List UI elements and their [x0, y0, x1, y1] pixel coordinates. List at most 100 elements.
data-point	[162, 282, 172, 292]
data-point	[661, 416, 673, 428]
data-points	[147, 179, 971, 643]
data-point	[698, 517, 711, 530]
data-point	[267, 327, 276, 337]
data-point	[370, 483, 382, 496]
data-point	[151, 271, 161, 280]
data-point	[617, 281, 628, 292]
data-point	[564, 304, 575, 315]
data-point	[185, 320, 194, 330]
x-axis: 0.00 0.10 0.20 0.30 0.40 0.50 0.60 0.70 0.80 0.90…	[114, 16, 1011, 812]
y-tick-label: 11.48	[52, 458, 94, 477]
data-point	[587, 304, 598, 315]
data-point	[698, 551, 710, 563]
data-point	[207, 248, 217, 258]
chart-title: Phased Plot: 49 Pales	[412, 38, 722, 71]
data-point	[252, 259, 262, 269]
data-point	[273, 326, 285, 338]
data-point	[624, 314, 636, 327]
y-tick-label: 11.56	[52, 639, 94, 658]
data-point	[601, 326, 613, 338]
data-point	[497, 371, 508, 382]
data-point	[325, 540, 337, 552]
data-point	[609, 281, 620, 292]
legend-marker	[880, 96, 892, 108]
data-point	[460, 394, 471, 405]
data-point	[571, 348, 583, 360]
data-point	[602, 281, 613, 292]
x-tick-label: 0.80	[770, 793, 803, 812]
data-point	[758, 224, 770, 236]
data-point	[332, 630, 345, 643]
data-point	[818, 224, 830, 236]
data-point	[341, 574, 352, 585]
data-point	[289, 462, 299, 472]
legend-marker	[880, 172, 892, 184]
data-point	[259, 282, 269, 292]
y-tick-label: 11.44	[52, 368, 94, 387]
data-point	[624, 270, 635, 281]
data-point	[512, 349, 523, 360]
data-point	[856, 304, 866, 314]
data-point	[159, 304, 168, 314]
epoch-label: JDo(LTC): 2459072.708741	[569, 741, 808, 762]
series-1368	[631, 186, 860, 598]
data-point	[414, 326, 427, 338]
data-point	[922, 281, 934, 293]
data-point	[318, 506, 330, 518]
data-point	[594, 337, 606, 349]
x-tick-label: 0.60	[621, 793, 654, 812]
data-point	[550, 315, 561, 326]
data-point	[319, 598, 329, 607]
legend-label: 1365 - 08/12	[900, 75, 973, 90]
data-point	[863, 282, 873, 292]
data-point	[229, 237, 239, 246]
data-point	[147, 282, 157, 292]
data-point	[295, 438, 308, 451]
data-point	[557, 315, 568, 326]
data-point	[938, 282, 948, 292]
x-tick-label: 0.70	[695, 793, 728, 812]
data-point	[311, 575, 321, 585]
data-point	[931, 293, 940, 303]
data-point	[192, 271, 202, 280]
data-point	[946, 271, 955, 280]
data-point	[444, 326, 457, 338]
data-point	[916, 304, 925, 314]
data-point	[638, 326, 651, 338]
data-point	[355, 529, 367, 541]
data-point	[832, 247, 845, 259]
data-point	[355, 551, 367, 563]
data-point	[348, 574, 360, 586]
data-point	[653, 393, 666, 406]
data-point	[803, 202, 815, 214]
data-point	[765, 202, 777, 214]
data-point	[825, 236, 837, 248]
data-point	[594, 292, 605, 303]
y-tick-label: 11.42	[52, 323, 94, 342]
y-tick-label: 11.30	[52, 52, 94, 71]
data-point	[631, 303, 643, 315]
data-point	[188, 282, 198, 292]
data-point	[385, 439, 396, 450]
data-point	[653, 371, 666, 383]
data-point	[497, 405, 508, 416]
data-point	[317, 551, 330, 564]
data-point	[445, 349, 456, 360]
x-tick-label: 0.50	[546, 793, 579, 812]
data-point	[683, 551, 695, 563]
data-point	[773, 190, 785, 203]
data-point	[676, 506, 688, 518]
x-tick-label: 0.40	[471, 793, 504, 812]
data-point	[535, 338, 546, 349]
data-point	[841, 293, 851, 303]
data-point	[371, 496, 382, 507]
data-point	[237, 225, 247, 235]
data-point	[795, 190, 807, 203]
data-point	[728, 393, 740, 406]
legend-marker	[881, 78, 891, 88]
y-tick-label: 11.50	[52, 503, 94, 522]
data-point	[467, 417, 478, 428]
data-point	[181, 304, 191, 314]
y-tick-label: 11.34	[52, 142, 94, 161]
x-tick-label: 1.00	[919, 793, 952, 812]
________________________________________
• **TO BE DONE**:
Revise the listing above so that every "legend-marker" reads "legend-swatch", keeping all other text unchanged.

• **COMPLETED TASK**:
List UI elements and their [x0, y0, x1, y1] pixel coordinates. List at most 100 elements.
data-point	[162, 282, 172, 292]
data-point	[661, 416, 673, 428]
data-points	[147, 179, 971, 643]
data-point	[698, 517, 711, 530]
data-point	[267, 327, 276, 337]
data-point	[370, 483, 382, 496]
data-point	[151, 271, 161, 280]
data-point	[617, 281, 628, 292]
data-point	[564, 304, 575, 315]
data-point	[185, 320, 194, 330]
x-axis: 0.00 0.10 0.20 0.30 0.40 0.50 0.60 0.70 0.80 0.90…	[114, 16, 1011, 812]
y-tick-label: 11.48	[52, 458, 94, 477]
data-point	[587, 304, 598, 315]
data-point	[698, 551, 710, 563]
data-point	[207, 248, 217, 258]
chart-title: Phased Plot: 49 Pales	[412, 38, 722, 71]
data-point	[252, 259, 262, 269]
data-point	[273, 326, 285, 338]
data-point	[624, 314, 636, 327]
y-tick-label: 11.56	[52, 639, 94, 658]
data-point	[601, 326, 613, 338]
data-point	[497, 371, 508, 382]
data-point	[325, 540, 337, 552]
data-point	[609, 281, 620, 292]
legend-swatch	[880, 96, 892, 108]
data-point	[460, 394, 471, 405]
data-point	[571, 348, 583, 360]
data-point	[602, 281, 613, 292]
x-tick-label: 0.80	[770, 793, 803, 812]
data-point	[758, 224, 770, 236]
data-point	[332, 630, 345, 643]
data-point	[818, 224, 830, 236]
data-point	[341, 574, 352, 585]
data-point	[289, 462, 299, 472]
legend-swatch	[880, 172, 892, 184]
data-point	[259, 282, 269, 292]
y-tick-label: 11.44	[52, 368, 94, 387]
data-point	[624, 270, 635, 281]
data-point	[512, 349, 523, 360]
data-point	[856, 304, 866, 314]
data-point	[159, 304, 168, 314]
epoch-label: JDo(LTC): 2459072.708741	[569, 741, 808, 762]
series-1368	[631, 186, 860, 598]
data-point	[414, 326, 427, 338]
data-point	[922, 281, 934, 293]
data-point	[318, 506, 330, 518]
data-point	[594, 337, 606, 349]
x-tick-label: 0.60	[621, 793, 654, 812]
data-point	[550, 315, 561, 326]
data-point	[319, 598, 329, 607]
legend-label: 1365 - 08/12	[900, 75, 973, 90]
data-point	[863, 282, 873, 292]
data-point	[229, 237, 239, 246]
data-point	[147, 282, 157, 292]
data-point	[295, 438, 308, 451]
data-point	[557, 315, 568, 326]
data-point	[938, 282, 948, 292]
x-tick-label: 0.70	[695, 793, 728, 812]
data-point	[311, 575, 321, 585]
data-point	[931, 293, 940, 303]
data-point	[192, 271, 202, 280]
data-point	[946, 271, 955, 280]
data-point	[444, 326, 457, 338]
data-point	[916, 304, 925, 314]
data-point	[638, 326, 651, 338]
data-point	[355, 529, 367, 541]
data-point	[832, 247, 845, 259]
data-point	[355, 551, 367, 563]
data-point	[348, 574, 360, 586]
data-point	[653, 393, 666, 406]
data-point	[803, 202, 815, 214]
data-point	[765, 202, 777, 214]
data-point	[825, 236, 837, 248]
data-point	[594, 292, 605, 303]
y-tick-label: 11.42	[52, 323, 94, 342]
y-tick-label: 11.30	[52, 52, 94, 71]
data-point	[631, 303, 643, 315]
data-point	[188, 282, 198, 292]
data-point	[385, 439, 396, 450]
data-point	[653, 371, 666, 383]
data-point	[497, 405, 508, 416]
data-point	[317, 551, 330, 564]
data-point	[445, 349, 456, 360]
x-tick-label: 0.50	[546, 793, 579, 812]
data-point	[683, 551, 695, 563]
data-point	[773, 190, 785, 203]
data-point	[676, 506, 688, 518]
x-tick-label: 0.40	[471, 793, 504, 812]
data-point	[535, 338, 546, 349]
data-point	[841, 293, 851, 303]
data-point	[371, 496, 382, 507]
data-point	[237, 225, 247, 235]
data-point	[795, 190, 807, 203]
data-point	[728, 393, 740, 406]
legend-swatch	[881, 78, 891, 88]
y-tick-label: 11.50	[52, 503, 94, 522]
data-point	[467, 417, 478, 428]
data-point	[181, 304, 191, 314]
y-tick-label: 11.34	[52, 142, 94, 161]
x-tick-label: 1.00	[919, 793, 952, 812]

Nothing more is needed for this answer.